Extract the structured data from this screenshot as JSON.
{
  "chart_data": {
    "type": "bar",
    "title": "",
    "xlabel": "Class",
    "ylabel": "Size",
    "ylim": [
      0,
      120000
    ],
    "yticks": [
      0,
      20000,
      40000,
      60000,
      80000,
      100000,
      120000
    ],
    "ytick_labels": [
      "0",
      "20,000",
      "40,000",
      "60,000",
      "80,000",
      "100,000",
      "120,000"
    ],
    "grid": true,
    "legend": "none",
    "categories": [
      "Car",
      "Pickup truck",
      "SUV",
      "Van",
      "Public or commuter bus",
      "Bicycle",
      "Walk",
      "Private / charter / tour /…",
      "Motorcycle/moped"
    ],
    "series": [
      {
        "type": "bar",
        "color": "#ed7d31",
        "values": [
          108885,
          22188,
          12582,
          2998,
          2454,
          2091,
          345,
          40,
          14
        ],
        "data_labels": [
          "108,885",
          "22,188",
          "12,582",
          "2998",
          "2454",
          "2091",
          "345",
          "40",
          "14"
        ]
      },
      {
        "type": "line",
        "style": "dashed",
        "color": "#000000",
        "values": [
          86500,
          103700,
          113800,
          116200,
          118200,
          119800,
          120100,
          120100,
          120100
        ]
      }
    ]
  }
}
+++++
WORK REQUIRED:
Go back to the listing above and please repeat it exactly.

ANSWER IN FULL:
Extract the structured data from this screenshot as JSON.
{
  "chart_data": {
    "type": "bar",
    "title": "",
    "xlabel": "Class",
    "ylabel": "Size",
    "ylim": [
      0,
      120000
    ],
    "yticks": [
      0,
      20000,
      40000,
      60000,
      80000,
      100000,
      120000
    ],
    "ytick_labels": [
      "0",
      "20,000",
      "40,000",
      "60,000",
      "80,000",
      "100,000",
      "120,000"
    ],
    "grid": true,
    "legend": "none",
    "categories": [
      "Car",
      "Pickup truck",
      "SUV",
      "Van",
      "Public or commuter bus",
      "Bicycle",
      "Walk",
      "Private / charter / tour /…",
      "Motorcycle/moped"
    ],
    "series": [
      {
        "type": "bar",
        "color": "#ed7d31",
        "values": [
          108885,
          22188,
          12582,
          2998,
          2454,
          2091,
          345,
          40,
          14
        ],
        "data_labels": [
          "108,885",
          "22,188",
          "12,582",
          "2998",
          "2454",
          "2091",
          "345",
          "40",
          "14"
        ]
      },
      {
        "type": "line",
        "style": "dashed",
        "color": "#000000",
        "values": [
          86500,
          103700,
          113800,
          116200,
          118200,
          119800,
          120100,
          120100,
          120100
        ]
      }
    ]
  }
}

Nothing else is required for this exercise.